Exercise aim
In the data below, restate exactly the lines from the one with "Extract the structured" to the final line, both included, but not the pictures.

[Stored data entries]
'''

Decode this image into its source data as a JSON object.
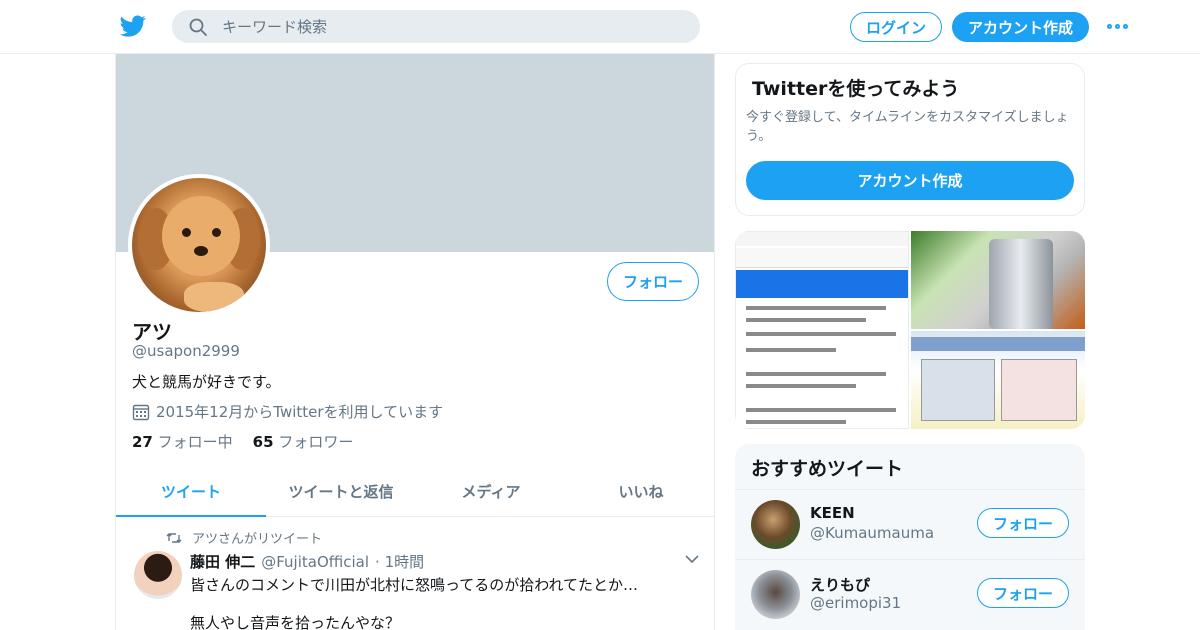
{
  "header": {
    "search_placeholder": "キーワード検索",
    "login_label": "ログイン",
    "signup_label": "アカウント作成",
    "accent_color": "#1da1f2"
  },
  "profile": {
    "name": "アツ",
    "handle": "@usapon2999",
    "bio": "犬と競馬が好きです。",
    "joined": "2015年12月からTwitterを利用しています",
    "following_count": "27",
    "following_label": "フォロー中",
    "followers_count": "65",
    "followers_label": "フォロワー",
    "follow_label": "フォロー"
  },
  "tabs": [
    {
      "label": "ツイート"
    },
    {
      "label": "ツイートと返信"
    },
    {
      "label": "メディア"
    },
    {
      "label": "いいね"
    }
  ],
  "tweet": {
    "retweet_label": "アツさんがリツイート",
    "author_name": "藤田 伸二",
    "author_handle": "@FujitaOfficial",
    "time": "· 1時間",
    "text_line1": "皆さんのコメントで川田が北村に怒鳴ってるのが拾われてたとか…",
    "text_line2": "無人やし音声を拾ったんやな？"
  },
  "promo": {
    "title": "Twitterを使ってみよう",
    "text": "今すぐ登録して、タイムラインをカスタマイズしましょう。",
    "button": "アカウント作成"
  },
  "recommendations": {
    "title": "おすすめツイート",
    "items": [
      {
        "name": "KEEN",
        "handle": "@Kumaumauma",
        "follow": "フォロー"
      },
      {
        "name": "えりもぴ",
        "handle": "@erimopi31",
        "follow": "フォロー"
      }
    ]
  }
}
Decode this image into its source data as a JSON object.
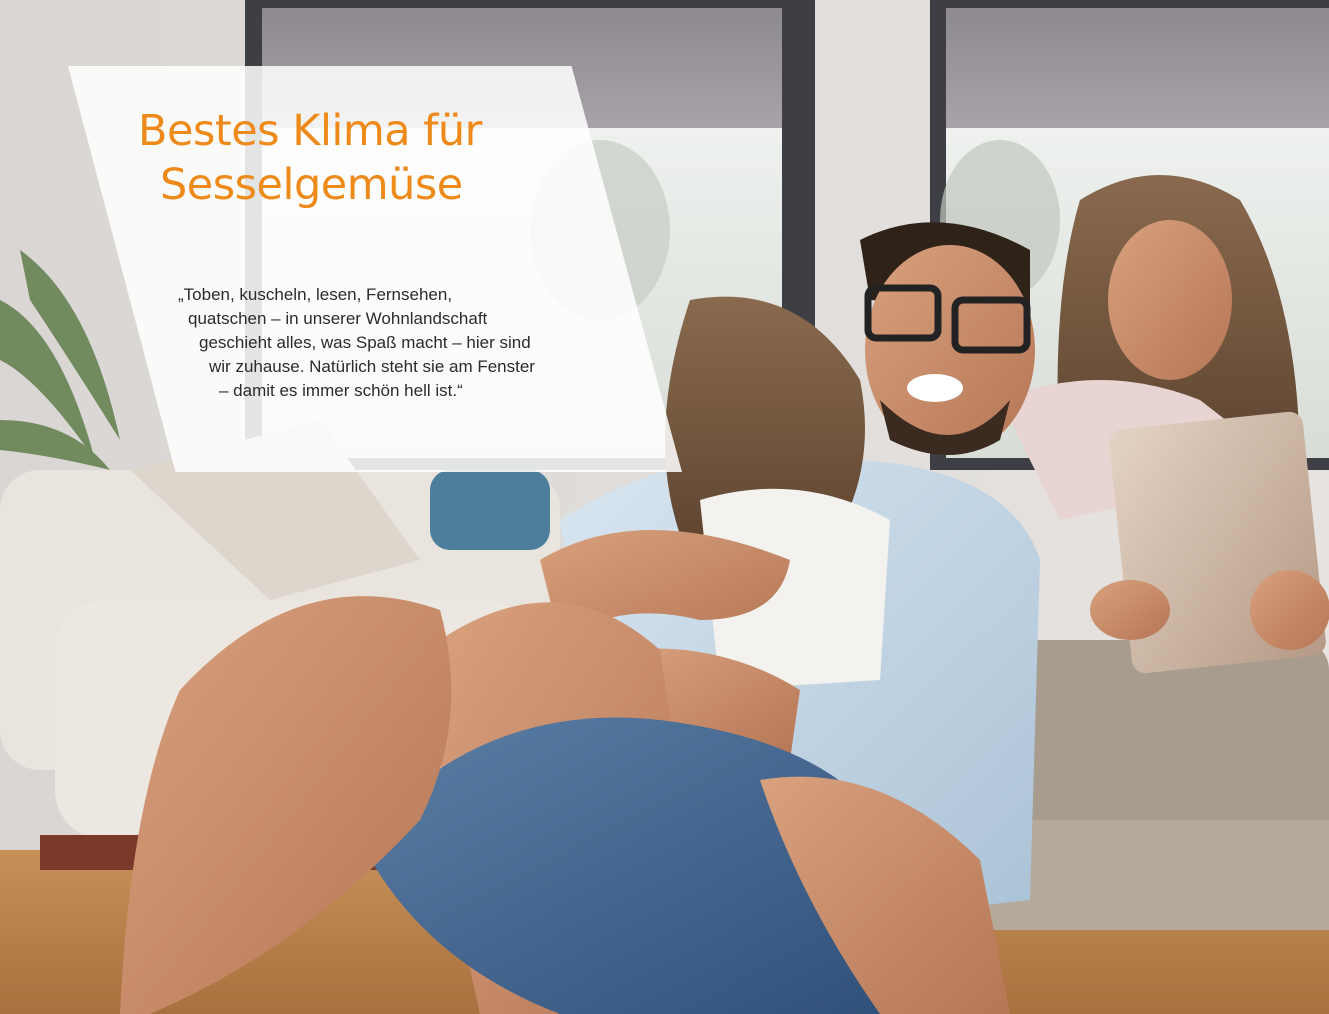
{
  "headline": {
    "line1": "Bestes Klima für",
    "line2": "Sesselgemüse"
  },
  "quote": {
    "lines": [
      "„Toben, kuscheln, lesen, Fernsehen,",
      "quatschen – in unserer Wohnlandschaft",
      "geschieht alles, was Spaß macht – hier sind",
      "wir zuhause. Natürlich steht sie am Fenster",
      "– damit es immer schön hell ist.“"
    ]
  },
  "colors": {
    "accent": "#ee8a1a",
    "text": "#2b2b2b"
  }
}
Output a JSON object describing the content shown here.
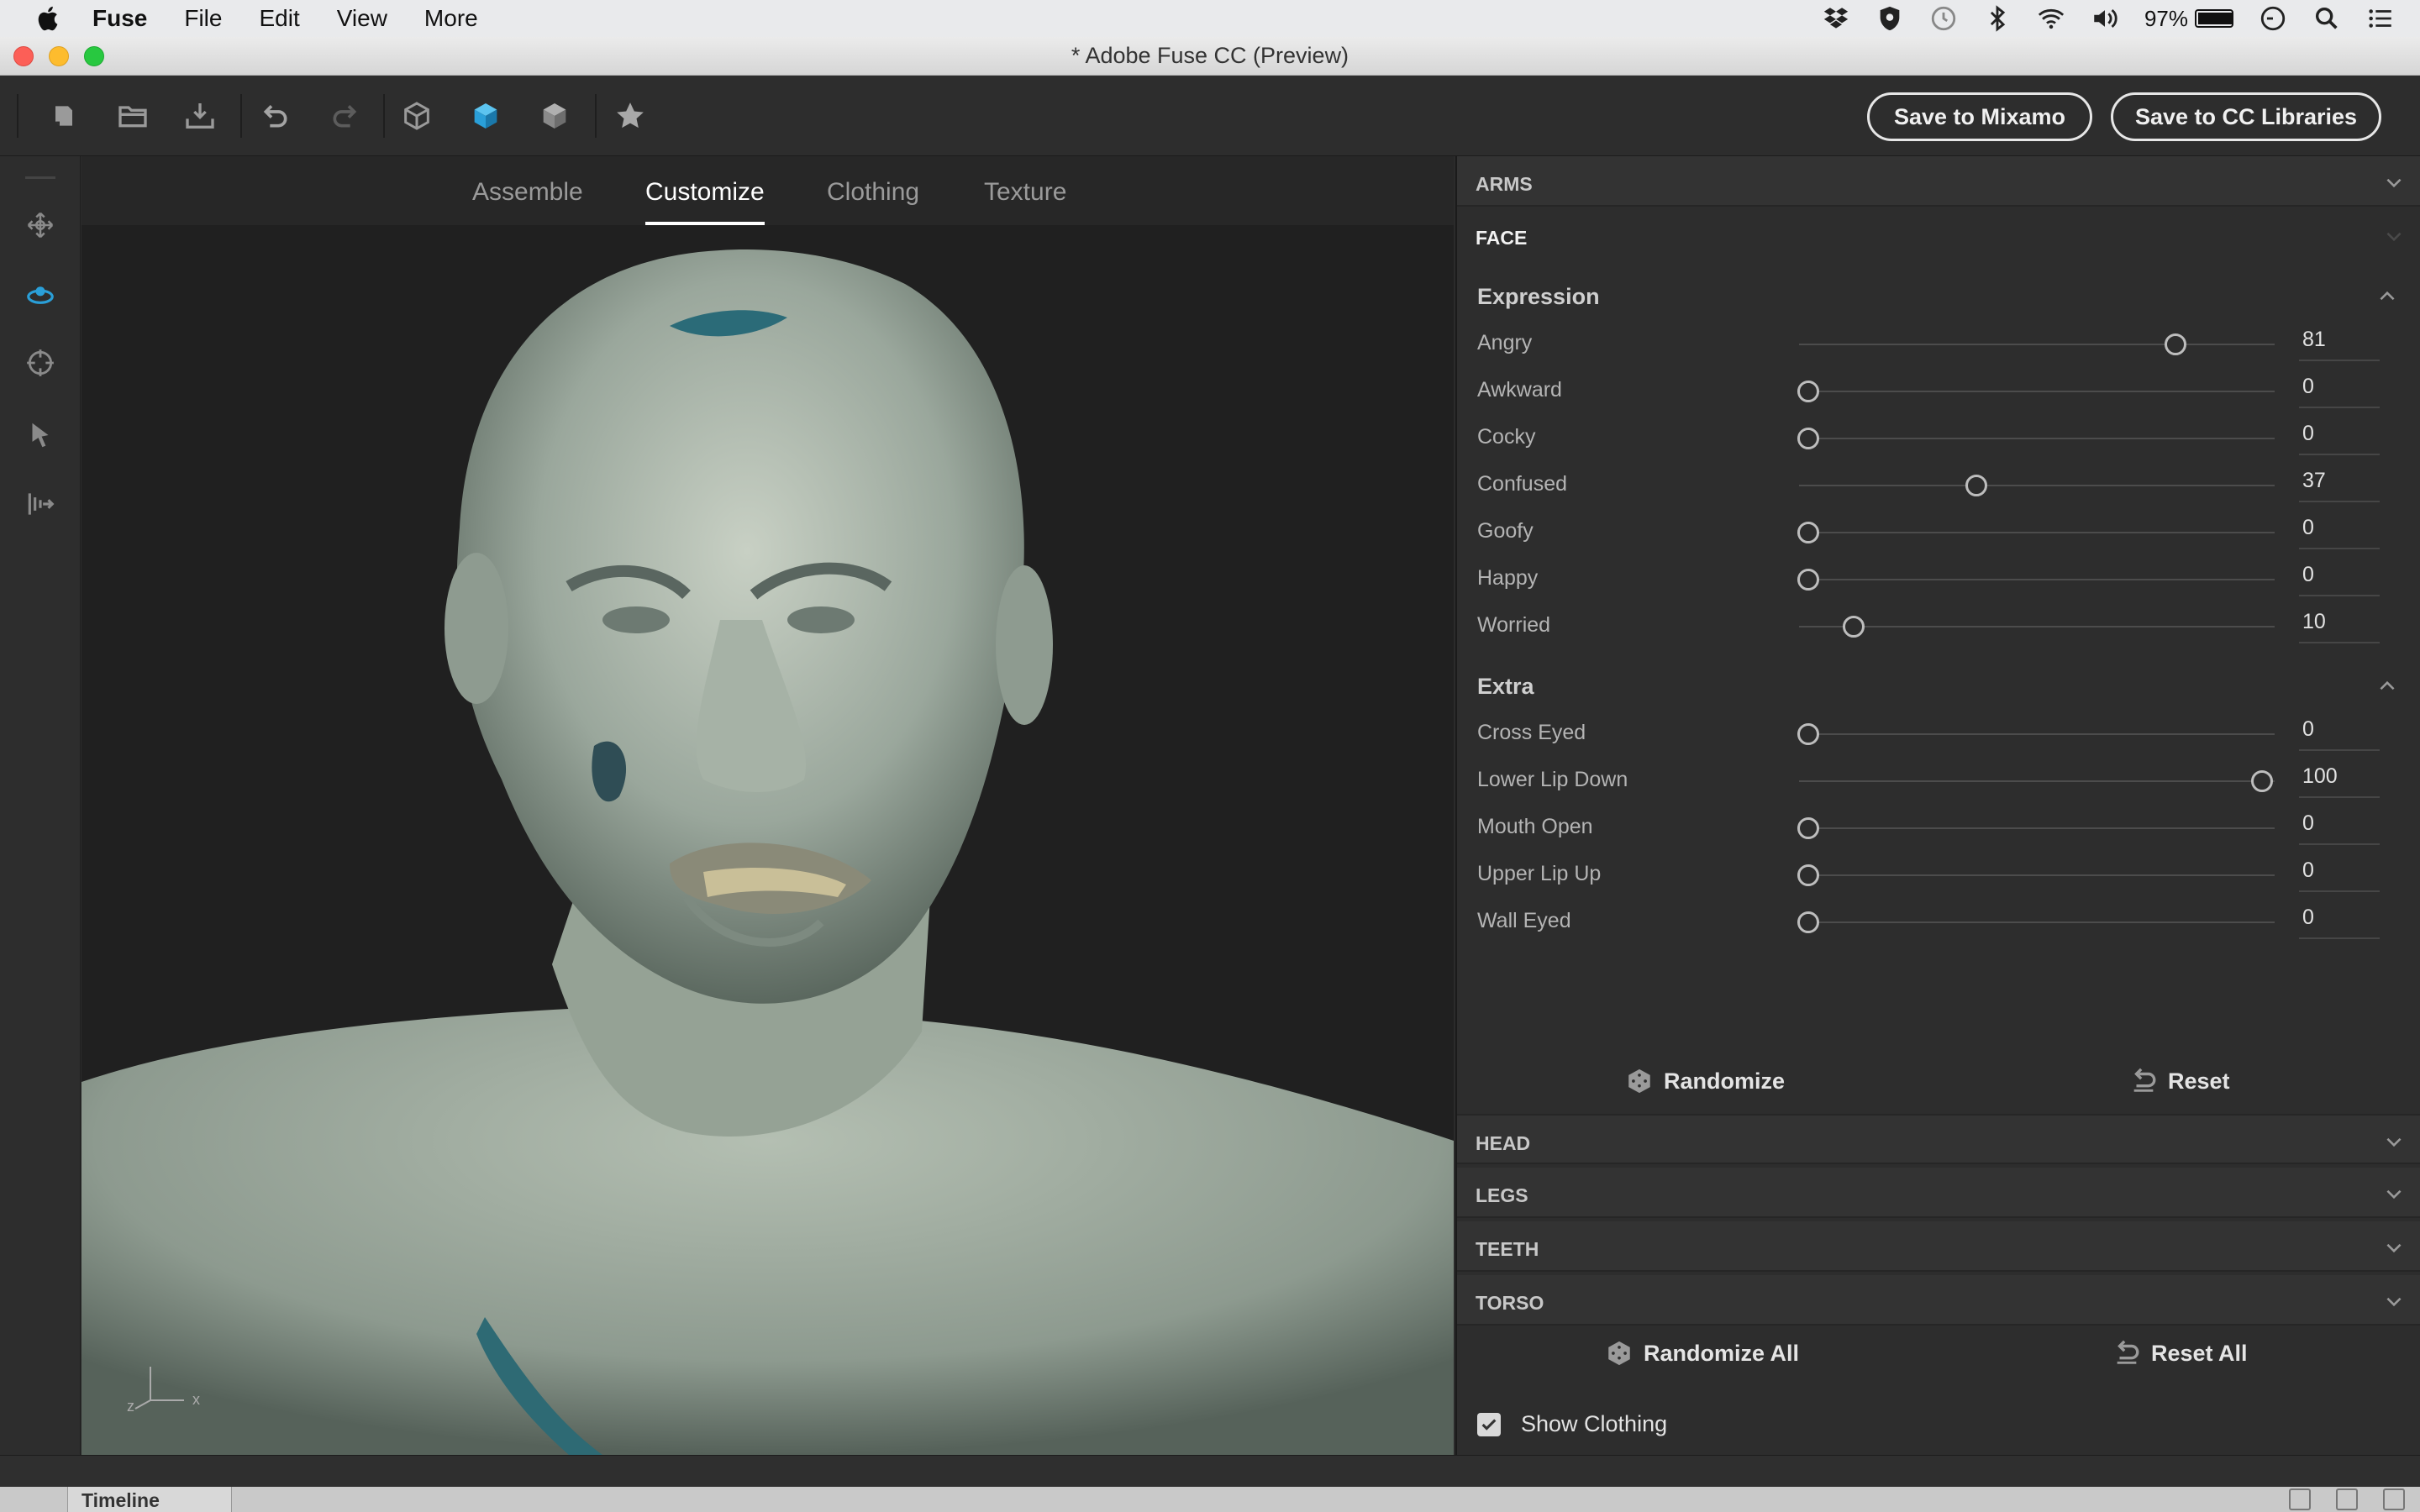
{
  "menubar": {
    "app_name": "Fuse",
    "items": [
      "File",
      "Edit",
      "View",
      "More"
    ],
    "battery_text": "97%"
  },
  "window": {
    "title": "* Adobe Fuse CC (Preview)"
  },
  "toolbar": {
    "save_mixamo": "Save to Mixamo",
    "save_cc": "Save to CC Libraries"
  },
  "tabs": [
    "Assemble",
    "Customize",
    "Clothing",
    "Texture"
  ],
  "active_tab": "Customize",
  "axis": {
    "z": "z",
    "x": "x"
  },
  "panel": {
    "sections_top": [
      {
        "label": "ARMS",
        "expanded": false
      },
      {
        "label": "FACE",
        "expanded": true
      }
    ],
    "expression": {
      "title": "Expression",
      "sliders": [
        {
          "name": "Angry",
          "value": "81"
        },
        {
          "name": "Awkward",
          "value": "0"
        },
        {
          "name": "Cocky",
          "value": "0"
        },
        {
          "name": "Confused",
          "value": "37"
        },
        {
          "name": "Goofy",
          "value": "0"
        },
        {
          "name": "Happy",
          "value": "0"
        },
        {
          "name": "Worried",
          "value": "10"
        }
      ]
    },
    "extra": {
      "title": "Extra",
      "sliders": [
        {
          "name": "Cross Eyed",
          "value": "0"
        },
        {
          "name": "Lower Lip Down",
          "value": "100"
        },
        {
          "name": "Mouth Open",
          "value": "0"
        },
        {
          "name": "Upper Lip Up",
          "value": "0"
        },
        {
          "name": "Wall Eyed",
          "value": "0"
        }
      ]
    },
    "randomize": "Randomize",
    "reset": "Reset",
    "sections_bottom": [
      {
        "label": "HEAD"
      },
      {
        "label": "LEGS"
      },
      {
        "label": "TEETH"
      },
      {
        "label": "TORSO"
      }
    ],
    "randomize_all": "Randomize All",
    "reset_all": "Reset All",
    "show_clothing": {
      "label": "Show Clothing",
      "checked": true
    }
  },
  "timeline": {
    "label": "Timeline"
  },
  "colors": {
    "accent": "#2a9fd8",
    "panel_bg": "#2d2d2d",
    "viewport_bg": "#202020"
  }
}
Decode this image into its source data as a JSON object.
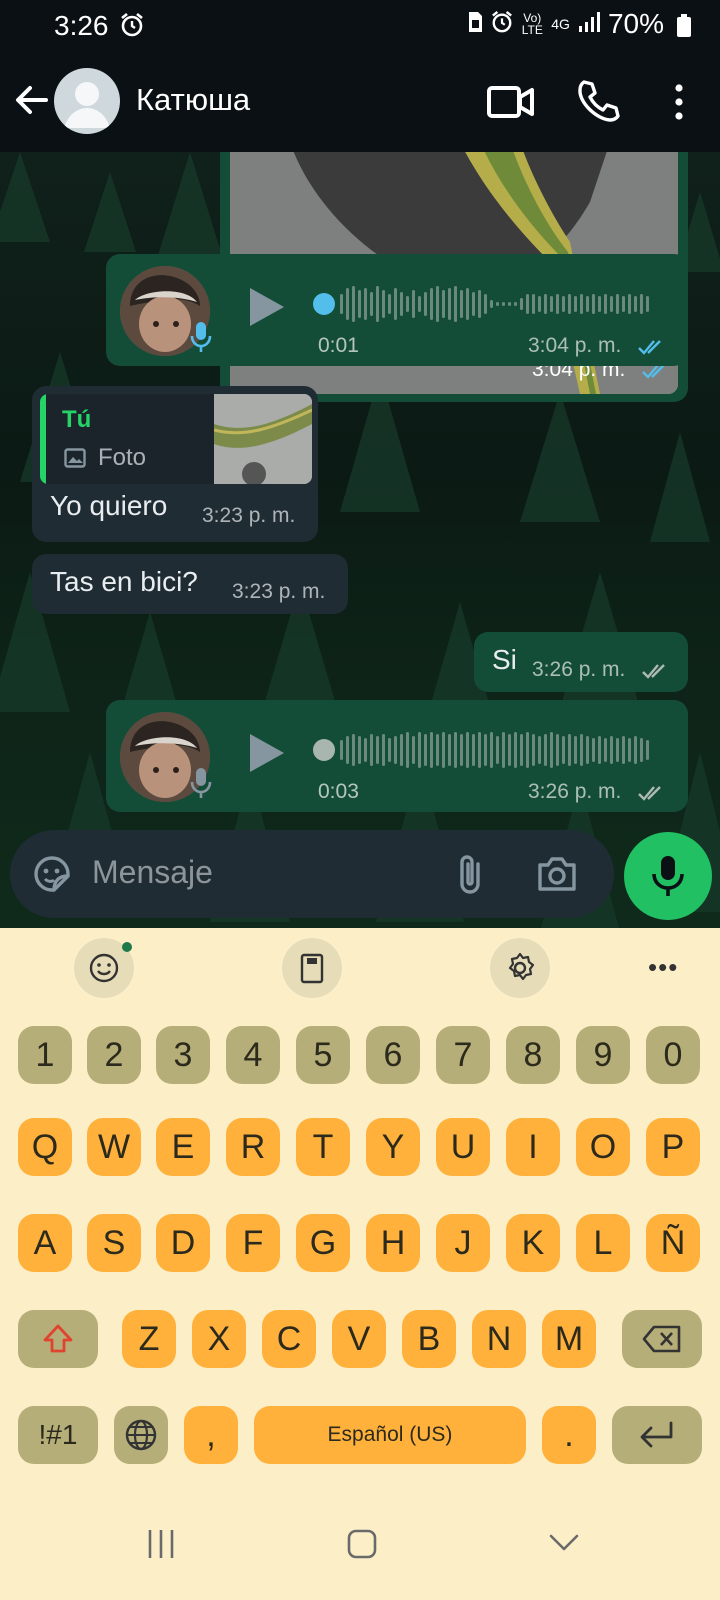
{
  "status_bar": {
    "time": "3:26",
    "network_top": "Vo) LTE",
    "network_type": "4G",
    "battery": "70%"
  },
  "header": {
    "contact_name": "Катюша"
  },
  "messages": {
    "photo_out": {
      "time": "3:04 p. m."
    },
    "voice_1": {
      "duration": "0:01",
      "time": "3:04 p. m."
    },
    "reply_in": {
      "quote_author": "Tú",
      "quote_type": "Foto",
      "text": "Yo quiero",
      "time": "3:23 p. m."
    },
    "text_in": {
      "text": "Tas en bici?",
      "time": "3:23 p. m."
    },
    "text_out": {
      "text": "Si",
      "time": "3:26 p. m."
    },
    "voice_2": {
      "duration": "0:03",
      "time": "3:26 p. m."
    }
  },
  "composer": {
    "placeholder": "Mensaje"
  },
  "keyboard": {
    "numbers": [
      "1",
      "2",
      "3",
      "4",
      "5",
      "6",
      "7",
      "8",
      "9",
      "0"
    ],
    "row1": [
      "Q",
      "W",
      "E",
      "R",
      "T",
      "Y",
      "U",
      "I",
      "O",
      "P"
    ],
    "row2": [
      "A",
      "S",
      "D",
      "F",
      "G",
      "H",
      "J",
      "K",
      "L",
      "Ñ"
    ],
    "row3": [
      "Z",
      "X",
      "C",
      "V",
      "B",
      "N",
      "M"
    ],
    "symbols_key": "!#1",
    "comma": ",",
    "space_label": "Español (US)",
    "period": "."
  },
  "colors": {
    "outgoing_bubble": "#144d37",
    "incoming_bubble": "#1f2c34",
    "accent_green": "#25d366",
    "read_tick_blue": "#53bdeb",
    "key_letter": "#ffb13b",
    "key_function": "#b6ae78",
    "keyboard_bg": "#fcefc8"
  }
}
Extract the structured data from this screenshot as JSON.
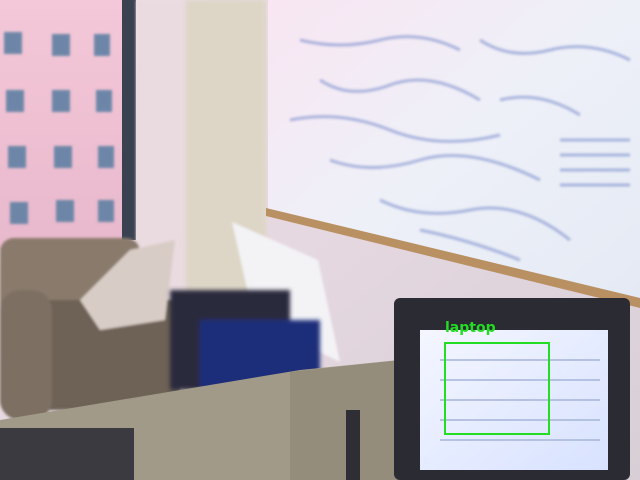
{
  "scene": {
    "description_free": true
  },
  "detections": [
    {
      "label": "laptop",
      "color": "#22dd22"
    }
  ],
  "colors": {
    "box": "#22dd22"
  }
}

'''

Task answer
Extract the structured data from this screenshot as JSON.
{
  "scene": {
    "description_free": true
  },
  "detections": [
    {
      "label": "laptop",
      "color": "#22dd22"
    }
  ],
  "colors": {
    "box": "#22dd22"
  }
}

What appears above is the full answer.